— Source extract —
Another thing: it occurred to me that it's not safe to split a string/field value on #. On the one hand, the white space is optional, so BibTeX (well, Biber, since that is what I tested with, but I suspect BibTeX behaves the same way) accepts the following just fine:

note = {Note: }#SLL

SLL is expanded just fine here. Furthermore, if we'd change the code to split on # without the spaces, we run the risk of wrongly splitting field values that contain a # as part of normal text. (And note that in something like \verb+#+ the # sign can appear in e.g., a title without having to be written as \#).

I'll take a closer look at the code in the next few days and see what I can do to improve it.

malb commented 7 years ago

Thanks, could you push your merged branch somewhere so I could work off that in my attempts to fix these?

malb commented 7 years ago

I think the right thing™ to do is to separate out the two use cases. In ebib you do not want any automatic replacements to be applied, since it's also an editor. In helm-bibtex I'd argue those are desired. Thus, the default should be to return the raw string with no replacement/modification whatsoever. When a hash table is provided, though, a fixed version of my replacements should be applied. Does that sound right?

malb commented 7 years ago

I've just pushed some chances. Running

(progn 
  (message "W/O %s" (parsebib-read-string 203))
  (message "W/O %s" (parsebib-read-string 246))
  (message "W/O %s" (parsebib-read-string 288))
  (message "W/O %s" (parsebib-read-string 330))
  (message "W/O %s" (parsebib-read-string 379))
  (message "W/O %s" (parsebib-read-string 424))

  (setq test-hash (make-hash-table :test #'equal))
  (puthash "ucsb-ece" "Springer, Heidelberg" test-hash)

  (message "W %s" (parsebib-read-string 203 test-hash))
  (message "W %s" (parsebib-read-string 246 test-hash))
  (message "W %s" (parsebib-read-string 288 test-hash))
  (message "W %s" (parsebib-read-string 337 test-hash))
  (message "W %s" (parsebib-read-string 379 test-hash))
  (message "W %s" (parsebib-read-string 424 test-hash)))

on

@string{ucsb-ece = "Springer, Heidelberg"}
@string{cryptopub =             ucsb-ece}
@string{cryptoname =            "CRYPTO" # "81"}
@string{cryptoname =            {CRYPTO}}
@string{publisher =    ucsb-ece#{, Germany}}
@string{note = {Note: }#SLL}

outputs

W/O (ucsb-ece . "Springer, Heidelberg")
W/O (cryptopub . ucsb-ece)
W/O (cryptoname . "CRYPTO" # "81")
W/O (cryptoname . {CRYPTO})

— Required actions —
#1 From the parsebib thread above, set down the passage starting with "Thanks, could you" and going on through "that sound right?".
#2 Render the following sentence from the parsebib thread above into German: "I'll take a closer look at the code in the next few days and see what I can do to improve it."
#3 Extend the parsebib thread above, picking up immediately after its final line of output.

— Data provided —

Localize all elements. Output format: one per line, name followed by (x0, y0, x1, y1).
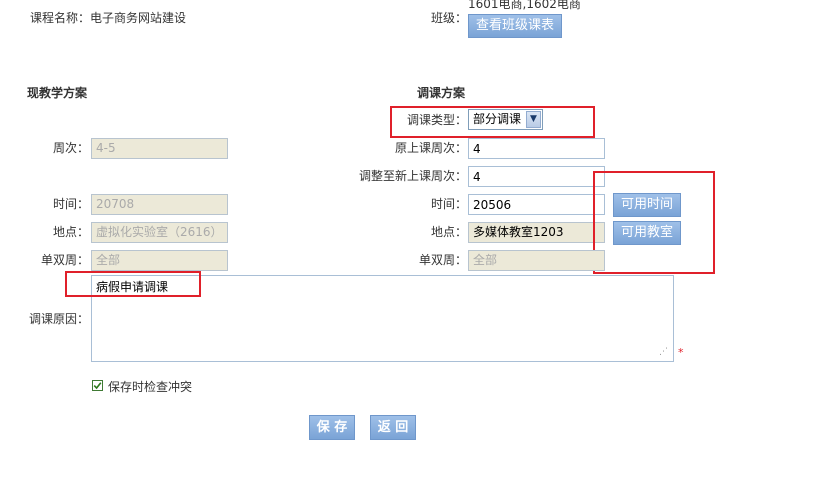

— Results for the exercise —
#1
Thanks, could you push your merged branch somewhere so I could work off that in my attempts to fix these?

malb commented 7 years ago

I think the right thing™ to do is to separate out the two use cases. In ebib you do not want any automatic replacements to be applied, since it's also an editor. In helm-bibtex I'd argue those are desired. Thus, the default should be to return the raw string with no replacement/modification whatsoever. When a hash table is provided, though, a fixed version of my replacements should be applied. Does that sound right?

#2 Ich werde mir den Code in den nächsten Tagen genauer ansehen und prüfen, was ich tun kann, um ihn zu verbessern.

#3
W/O (publisher . ucsb-ece#{, Germany})
W/O (note . {Note: }#SLL)
W (ucsb-ece . "Springer, Heidelberg")
W (cryptopub . "ucsb-ece")
W (cryptoname . "CRYPTO81")
W (cryptoname . "CRYPTO")
W (publisher . "ucsb-ece, Germany")
W (note . "Note: SLL")

This seems correct (?) In related news, as you can tell from my test code, my elisp sucks. Also, perhaps overloading the strings parameter with meaning like this will lead to confusion down the line?

joostkremers commented 7 years ago

the default should be to return the raw string with no replacement/modification whatsoever. When a hash table is provided, though, a fixed version of my replacements should be applied. Does that sound right?

Yup, I was thinking the same thing.

joostkremers commented 7 years ago

I pushed my changes to a new branch malb-master (now ineptly named, because there is much more than just your changes, but well). I have a few hours to kill, so I'll see what I can come up with.

joostkremers commented 7 years ago

Note, I meant these:

@string{publisher =    ucsb-ece#{, Germany}}
@string{note = {Note: }#SLL}

not as @strings but as field values in some entry. (Though it won't make that much of a difference when it's just for testing).

joostkremers commented 7 years ago

Also, perhaps overloading the strings parameter with meaning like this will lead to confusion down the line?

You mean using it to pass the string replacements and to signal the values can be expanded? I don't think so, because it doesn't make sense to pass a strings hash without wanting to do the expansions.

joostkremers commented 7 years ago

TBH, I don't think simply removing all braces is the way to go. It's possible to have e.g. \{ \} in a field value, and those should be retained, even in the expansion, I think. Your current code would remove them, but leave the backslashes. I admit that such cases will be rare, but I'd rather get it right.

Ebib has code to detect whether a given field value contains abbrevs, which I think is fairly reliable (it's in ebib-db.el, specifically ebib-db-unbraced-p), but doesn't split the different parts so that the abbrevs can be expanded.

joostkremers commented 7 years ago

I just pushed an update to malb-master that hopefully does the right thing. Seems to work fine when testing on your test file. Could you check it out as well and see if the results you get are what you expect? If yes, I can move the code to master and helm-bibtex can start making use of it.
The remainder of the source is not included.